__Entries supplied__.
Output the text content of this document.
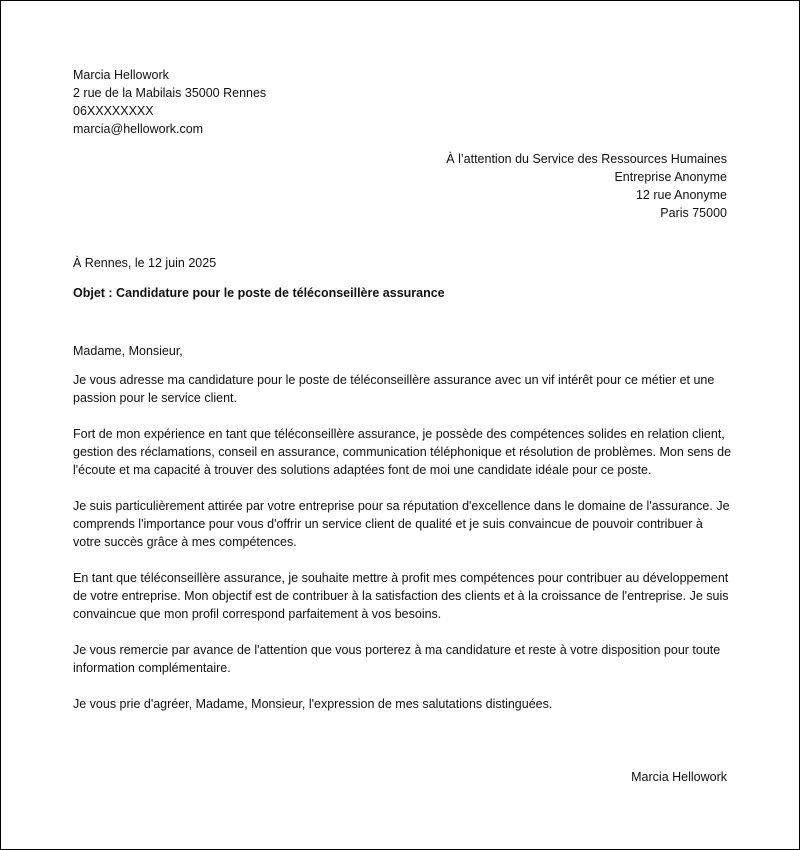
Marcia Hellowork
2 rue de la Mabilais 35000 Rennes
06XXXXXXXX
marcia@hellowork.com
À l’attention du Service des Ressources Humaines
Entreprise Anonyme
12 rue Anonyme
Paris 75000
À Rennes, le 12 juin 2025
Objet : Candidature pour le poste de téléconseillère assurance

Madame, Monsieur,

Je vous adresse ma candidature pour le poste de téléconseillère assurance avec un vif intérêt pour ce métier et une passion pour le service client.

Fort de mon expérience en tant que téléconseillère assurance, je possède des compétences solides en relation client, gestion des réclamations, conseil en assurance, communication téléphonique et résolution de problèmes. Mon sens de l'écoute et ma capacité à trouver des solutions adaptées font de moi une candidate idéale pour ce poste.

Je suis particulièrement attirée par votre entreprise pour sa réputation d'excellence dans le domaine de l'assurance. Je comprends l'importance pour vous d'offrir un service client de qualité et je suis convaincue de pouvoir contribuer à votre succès grâce à mes compétences.

En tant que téléconseillère assurance, je souhaite mettre à profit mes compétences pour contribuer au développement de votre entreprise. Mon objectif est de contribuer à la satisfaction des clients et à la croissance de l'entreprise. Je suis convaincue que mon profil correspond parfaitement à vos besoins.

Je vous remercie par avance de l'attention que vous porterez à ma candidature et reste à votre disposition pour toute information complémentaire.

Je vous prie d'agréer, Madame, Monsieur, l'expression de mes salutations distinguées.

Marcia Hellowork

__Aim__.
Set down the complete material exactly, but do not include the images.

__Exercise answer__.
Output the text content of this document.
Marcia Hellowork
2 rue de la Mabilais 35000 Rennes
06XXXXXXXX
marcia@hellowork.com
À l’attention du Service des Ressources Humaines
Entreprise Anonyme
12 rue Anonyme
Paris 75000
À Rennes, le 12 juin 2025
Objet : Candidature pour le poste de téléconseillère assurance

Madame, Monsieur,

Je vous adresse ma candidature pour le poste de téléconseillère assurance avec un vif intérêt pour ce métier et une passion pour le service client.

Fort de mon expérience en tant que téléconseillère assurance, je possède des compétences solides en relation client, gestion des réclamations, conseil en assurance, communication téléphonique et résolution de problèmes. Mon sens de l'écoute et ma capacité à trouver des solutions adaptées font de moi une candidate idéale pour ce poste.

Je suis particulièrement attirée par votre entreprise pour sa réputation d'excellence dans le domaine de l'assurance. Je comprends l'importance pour vous d'offrir un service client de qualité et je suis convaincue de pouvoir contribuer à votre succès grâce à mes compétences.

En tant que téléconseillère assurance, je souhaite mettre à profit mes compétences pour contribuer au développement de votre entreprise. Mon objectif est de contribuer à la satisfaction des clients et à la croissance de l'entreprise. Je suis convaincue que mon profil correspond parfaitement à vos besoins.

Je vous remercie par avance de l'attention que vous porterez à ma candidature et reste à votre disposition pour toute information complémentaire.

Je vous prie d'agréer, Madame, Monsieur, l'expression de mes salutations distinguées.

Marcia Hellowork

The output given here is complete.